-- START OF Data excerpts --
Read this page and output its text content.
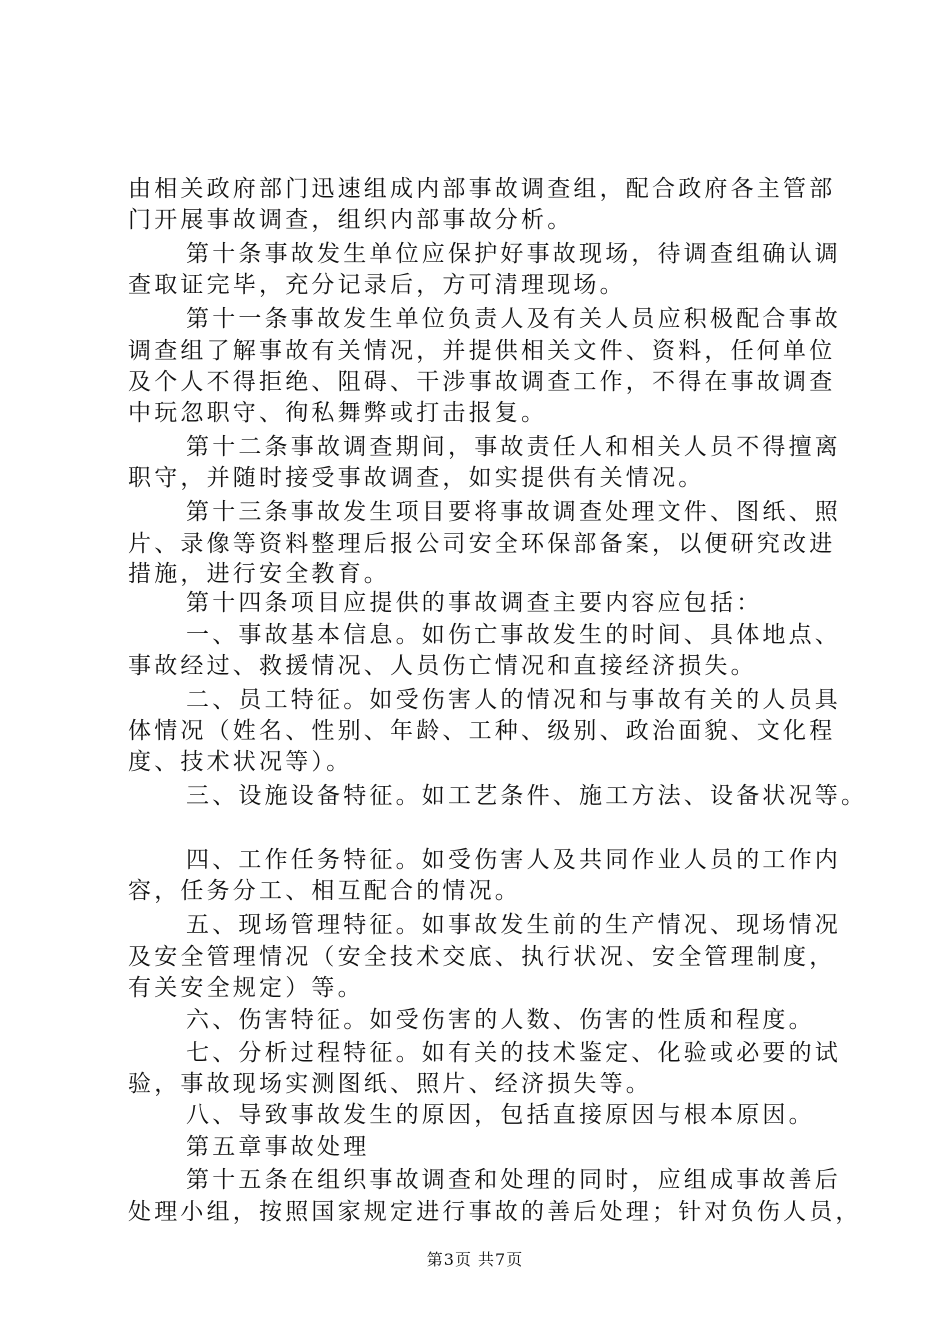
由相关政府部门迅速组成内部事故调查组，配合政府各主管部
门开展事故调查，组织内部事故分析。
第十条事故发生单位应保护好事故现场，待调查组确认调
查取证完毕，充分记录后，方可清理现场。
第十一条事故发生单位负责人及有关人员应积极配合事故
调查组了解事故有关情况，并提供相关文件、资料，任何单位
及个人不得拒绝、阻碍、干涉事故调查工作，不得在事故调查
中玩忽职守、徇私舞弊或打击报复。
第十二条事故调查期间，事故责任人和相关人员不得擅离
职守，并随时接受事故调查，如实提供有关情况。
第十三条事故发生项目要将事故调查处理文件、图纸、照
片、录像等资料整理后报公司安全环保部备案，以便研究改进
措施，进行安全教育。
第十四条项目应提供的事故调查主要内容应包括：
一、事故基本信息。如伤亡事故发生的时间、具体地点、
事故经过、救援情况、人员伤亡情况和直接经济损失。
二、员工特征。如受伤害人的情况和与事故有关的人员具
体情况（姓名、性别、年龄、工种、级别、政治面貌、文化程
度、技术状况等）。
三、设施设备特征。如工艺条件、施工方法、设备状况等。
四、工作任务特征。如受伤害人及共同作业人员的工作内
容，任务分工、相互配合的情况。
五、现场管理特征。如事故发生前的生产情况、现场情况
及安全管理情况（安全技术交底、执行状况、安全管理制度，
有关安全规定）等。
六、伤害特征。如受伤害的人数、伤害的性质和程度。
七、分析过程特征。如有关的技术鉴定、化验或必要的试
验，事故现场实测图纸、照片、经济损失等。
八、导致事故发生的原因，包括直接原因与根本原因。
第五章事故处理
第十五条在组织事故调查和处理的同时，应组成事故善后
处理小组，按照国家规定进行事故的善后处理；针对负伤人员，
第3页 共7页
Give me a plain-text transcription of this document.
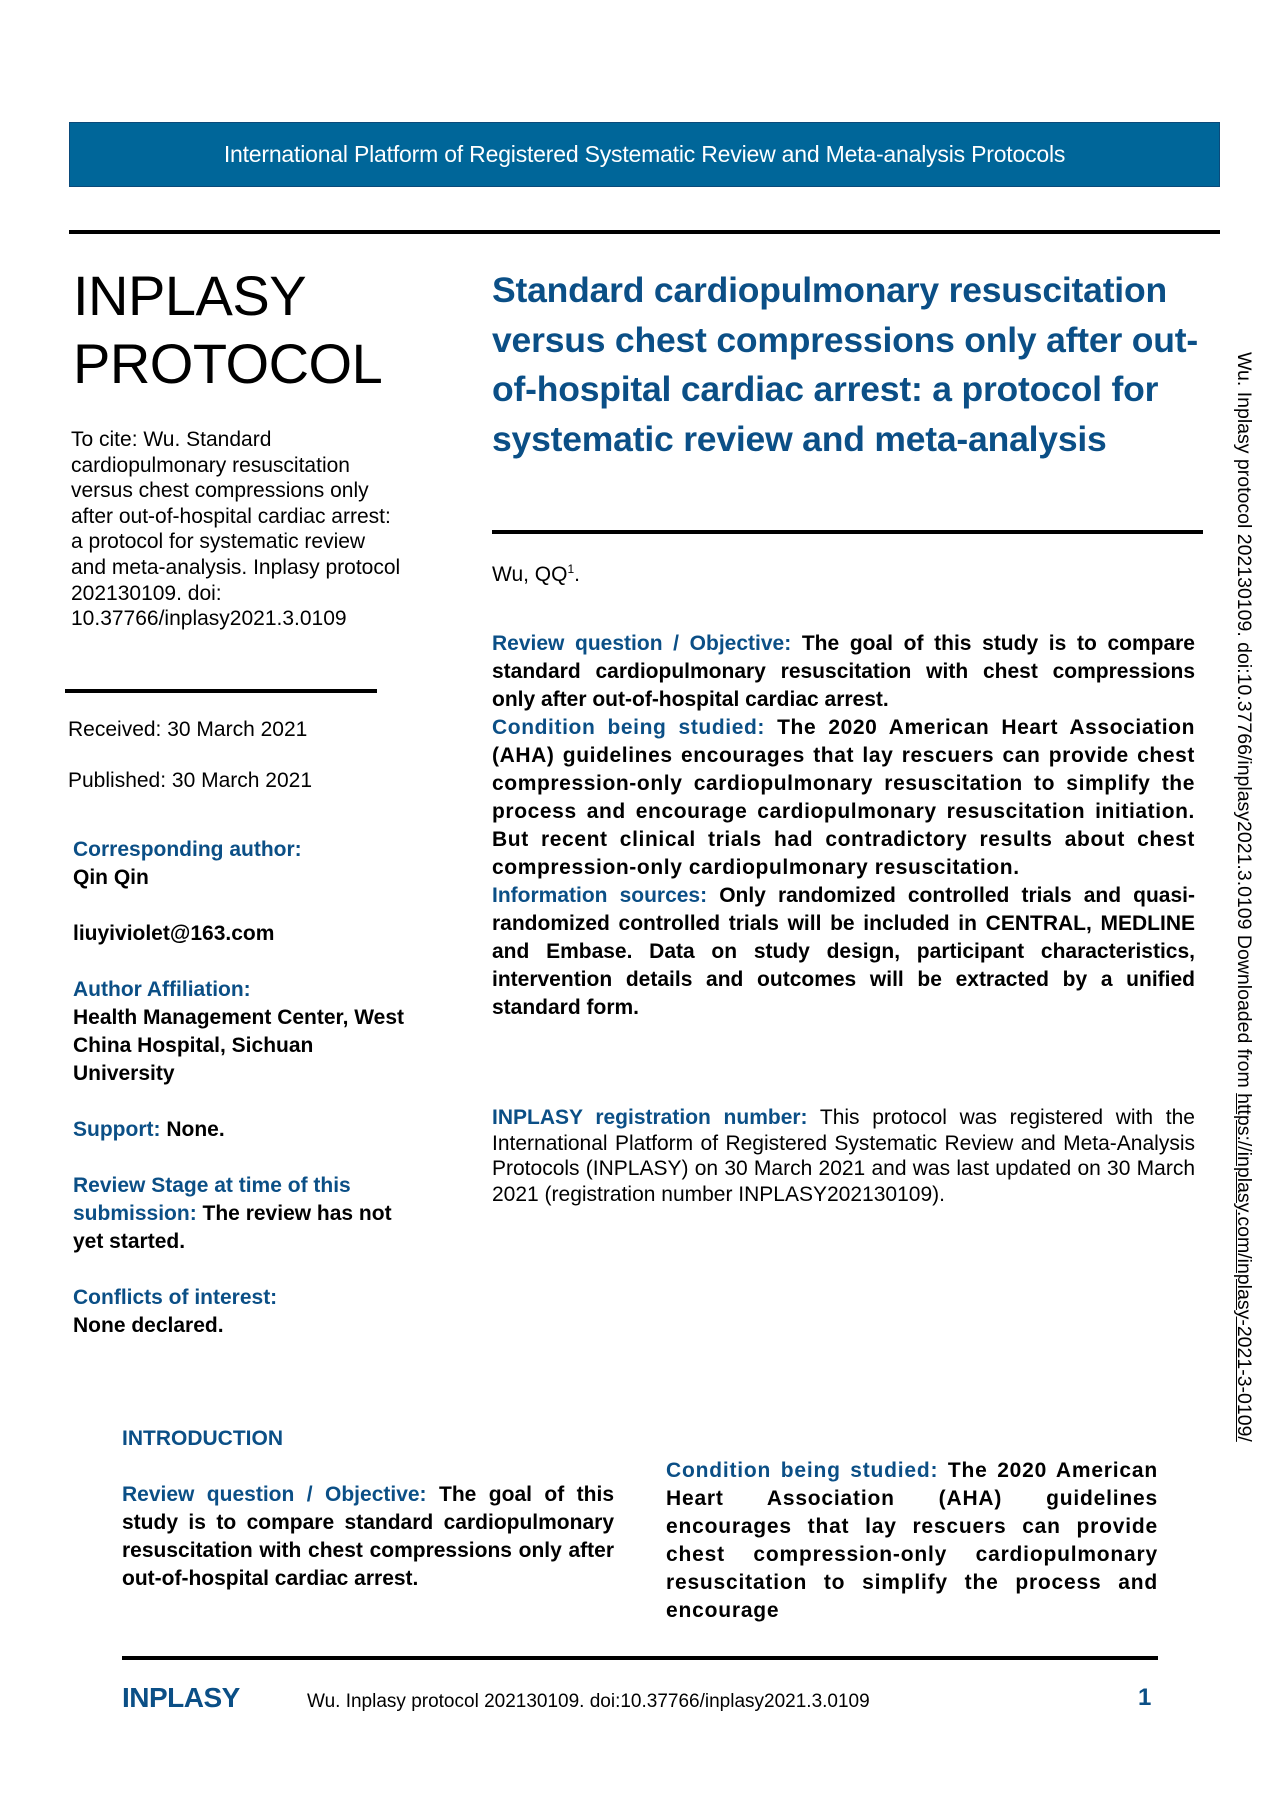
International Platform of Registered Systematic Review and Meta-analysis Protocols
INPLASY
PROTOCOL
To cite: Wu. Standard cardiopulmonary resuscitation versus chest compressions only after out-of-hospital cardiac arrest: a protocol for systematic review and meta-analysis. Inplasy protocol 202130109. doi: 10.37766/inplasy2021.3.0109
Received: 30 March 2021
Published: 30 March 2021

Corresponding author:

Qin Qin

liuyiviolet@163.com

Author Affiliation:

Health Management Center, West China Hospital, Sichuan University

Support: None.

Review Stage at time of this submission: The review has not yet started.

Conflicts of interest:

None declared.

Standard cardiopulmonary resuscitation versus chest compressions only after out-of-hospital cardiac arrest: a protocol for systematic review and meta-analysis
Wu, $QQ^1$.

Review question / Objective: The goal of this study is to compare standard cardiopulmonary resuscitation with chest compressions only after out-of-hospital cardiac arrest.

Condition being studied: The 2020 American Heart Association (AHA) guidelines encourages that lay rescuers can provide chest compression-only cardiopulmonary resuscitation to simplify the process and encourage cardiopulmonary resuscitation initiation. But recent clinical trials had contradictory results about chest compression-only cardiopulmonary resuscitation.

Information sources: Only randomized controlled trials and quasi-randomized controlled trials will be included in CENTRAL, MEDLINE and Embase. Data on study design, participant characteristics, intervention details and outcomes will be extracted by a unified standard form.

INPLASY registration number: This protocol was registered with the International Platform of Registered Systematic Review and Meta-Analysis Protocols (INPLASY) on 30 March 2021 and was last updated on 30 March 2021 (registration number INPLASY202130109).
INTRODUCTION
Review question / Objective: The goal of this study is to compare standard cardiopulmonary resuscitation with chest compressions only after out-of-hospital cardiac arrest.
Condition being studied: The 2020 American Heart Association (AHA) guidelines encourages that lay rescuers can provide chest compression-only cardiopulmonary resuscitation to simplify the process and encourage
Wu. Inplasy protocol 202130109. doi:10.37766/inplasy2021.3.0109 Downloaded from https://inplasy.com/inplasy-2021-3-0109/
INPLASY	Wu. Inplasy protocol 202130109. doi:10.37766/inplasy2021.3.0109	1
-- END OF Data excerpts --
-- START OF Data excerpts --
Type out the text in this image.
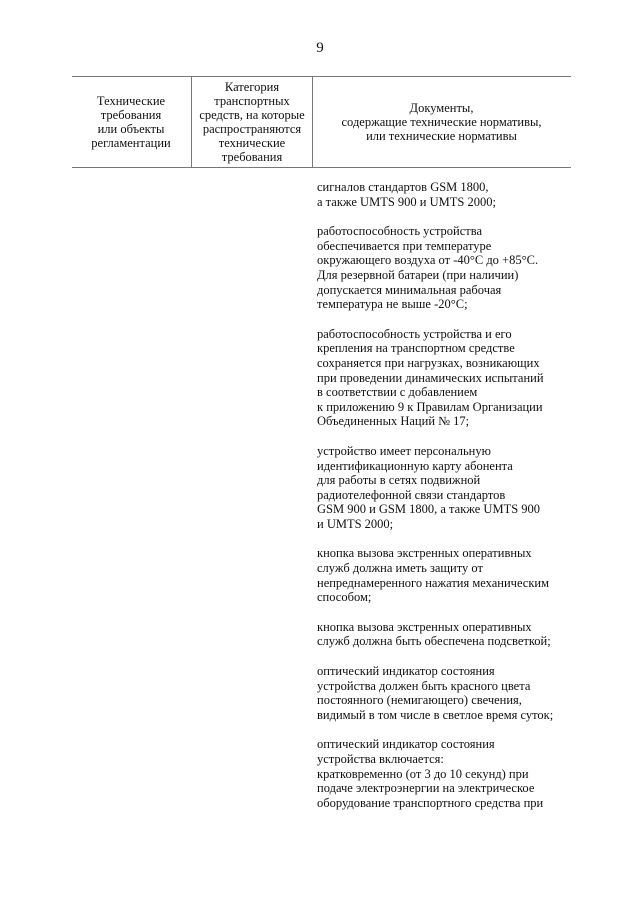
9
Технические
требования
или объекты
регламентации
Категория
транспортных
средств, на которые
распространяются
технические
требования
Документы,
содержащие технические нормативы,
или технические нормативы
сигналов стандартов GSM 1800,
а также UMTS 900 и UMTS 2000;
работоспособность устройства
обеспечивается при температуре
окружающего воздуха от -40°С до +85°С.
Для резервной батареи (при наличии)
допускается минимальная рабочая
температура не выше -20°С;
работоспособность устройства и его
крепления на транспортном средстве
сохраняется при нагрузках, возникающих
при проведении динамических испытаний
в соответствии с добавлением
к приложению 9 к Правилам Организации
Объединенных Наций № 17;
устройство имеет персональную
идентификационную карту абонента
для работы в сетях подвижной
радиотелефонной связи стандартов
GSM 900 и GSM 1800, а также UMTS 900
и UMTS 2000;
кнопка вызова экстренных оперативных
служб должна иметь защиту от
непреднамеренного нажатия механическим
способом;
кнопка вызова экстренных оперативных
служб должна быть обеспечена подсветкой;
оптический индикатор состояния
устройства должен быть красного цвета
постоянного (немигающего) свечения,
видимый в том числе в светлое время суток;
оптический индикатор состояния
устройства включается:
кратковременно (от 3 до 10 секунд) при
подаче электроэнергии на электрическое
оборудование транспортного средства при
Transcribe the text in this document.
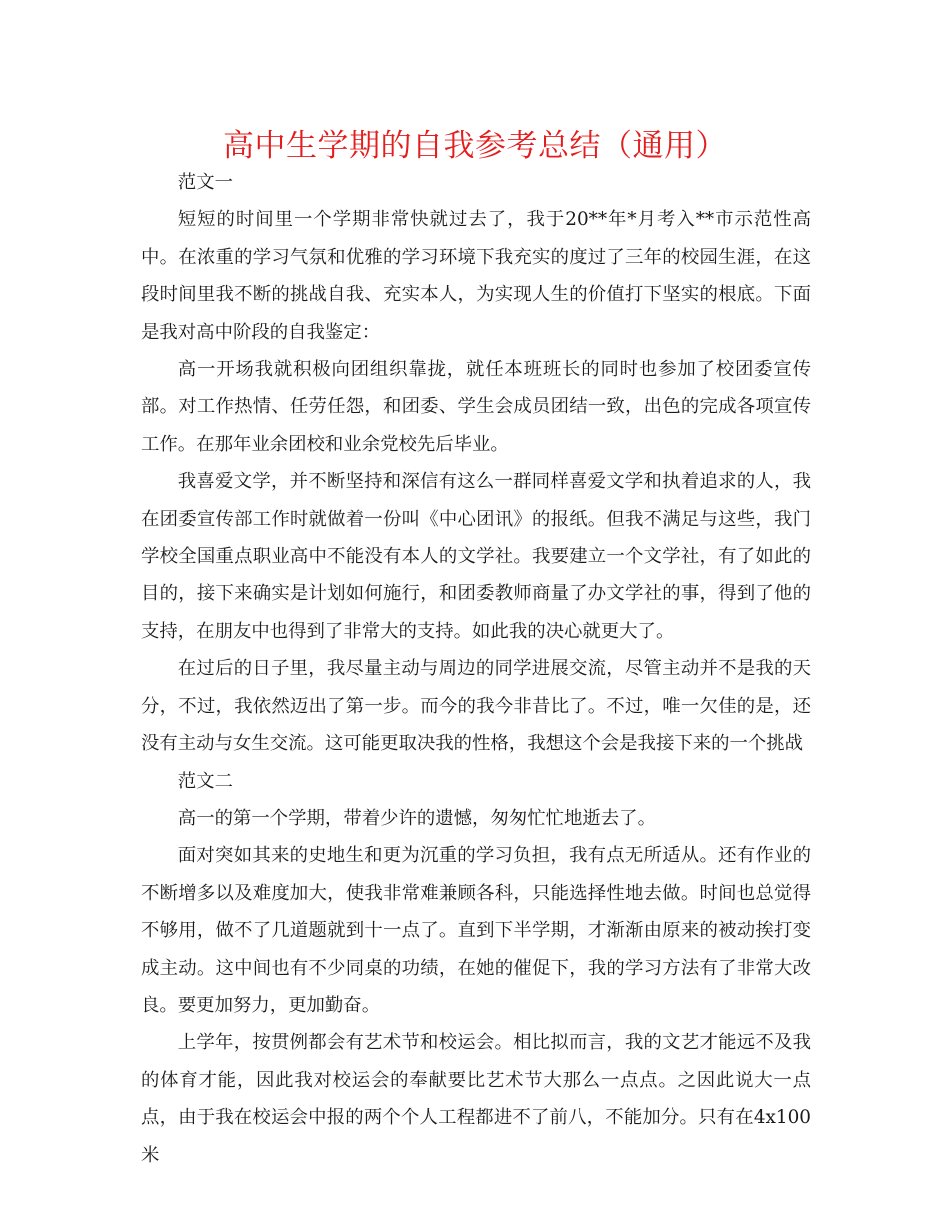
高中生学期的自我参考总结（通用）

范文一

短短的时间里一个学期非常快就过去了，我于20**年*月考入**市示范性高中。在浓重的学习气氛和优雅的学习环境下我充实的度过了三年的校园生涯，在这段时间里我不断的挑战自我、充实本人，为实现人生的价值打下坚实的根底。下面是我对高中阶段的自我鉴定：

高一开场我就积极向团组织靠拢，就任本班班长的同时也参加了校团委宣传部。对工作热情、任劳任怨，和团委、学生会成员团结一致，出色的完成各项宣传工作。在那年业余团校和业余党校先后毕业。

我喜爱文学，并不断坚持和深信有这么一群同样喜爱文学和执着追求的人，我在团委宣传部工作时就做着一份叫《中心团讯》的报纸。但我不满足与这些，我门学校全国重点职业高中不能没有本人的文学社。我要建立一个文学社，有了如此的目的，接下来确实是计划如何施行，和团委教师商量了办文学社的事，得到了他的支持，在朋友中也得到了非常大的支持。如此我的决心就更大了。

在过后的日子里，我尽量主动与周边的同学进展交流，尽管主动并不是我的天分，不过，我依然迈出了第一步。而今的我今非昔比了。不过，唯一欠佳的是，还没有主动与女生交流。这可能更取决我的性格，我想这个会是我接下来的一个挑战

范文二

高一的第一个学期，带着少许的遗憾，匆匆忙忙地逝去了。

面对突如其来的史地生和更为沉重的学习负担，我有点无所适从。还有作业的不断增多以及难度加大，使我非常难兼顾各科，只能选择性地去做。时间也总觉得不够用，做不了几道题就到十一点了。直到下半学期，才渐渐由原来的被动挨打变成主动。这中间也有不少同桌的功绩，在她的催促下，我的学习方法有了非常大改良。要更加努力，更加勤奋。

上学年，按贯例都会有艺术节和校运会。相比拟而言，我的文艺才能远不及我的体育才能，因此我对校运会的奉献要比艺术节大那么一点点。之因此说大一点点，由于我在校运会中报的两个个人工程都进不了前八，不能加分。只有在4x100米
-- END OF Data excerpts --
-- START OF Data excerpts --
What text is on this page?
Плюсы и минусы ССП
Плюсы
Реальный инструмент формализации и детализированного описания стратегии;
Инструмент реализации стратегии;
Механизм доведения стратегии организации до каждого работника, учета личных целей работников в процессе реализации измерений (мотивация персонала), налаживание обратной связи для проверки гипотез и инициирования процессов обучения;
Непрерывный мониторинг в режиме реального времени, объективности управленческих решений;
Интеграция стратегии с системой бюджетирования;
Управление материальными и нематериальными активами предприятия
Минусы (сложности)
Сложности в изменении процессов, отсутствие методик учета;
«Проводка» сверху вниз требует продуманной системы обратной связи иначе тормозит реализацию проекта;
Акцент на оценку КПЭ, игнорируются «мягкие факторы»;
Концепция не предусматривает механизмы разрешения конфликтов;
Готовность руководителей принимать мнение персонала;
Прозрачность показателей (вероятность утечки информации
-- END OF Data excerpts --
**Directions for this task:** Return each line with "учета".

**Response below:**
Механизм доведения стратегии организации до каждого работника, учета личных целей работников в процессе реализации измерений (мотивация персонала), налаживание обратной связи для проверки гипотез и инициирования процессов обучения;
Сложности в изменении процессов, отсутствие методик учета;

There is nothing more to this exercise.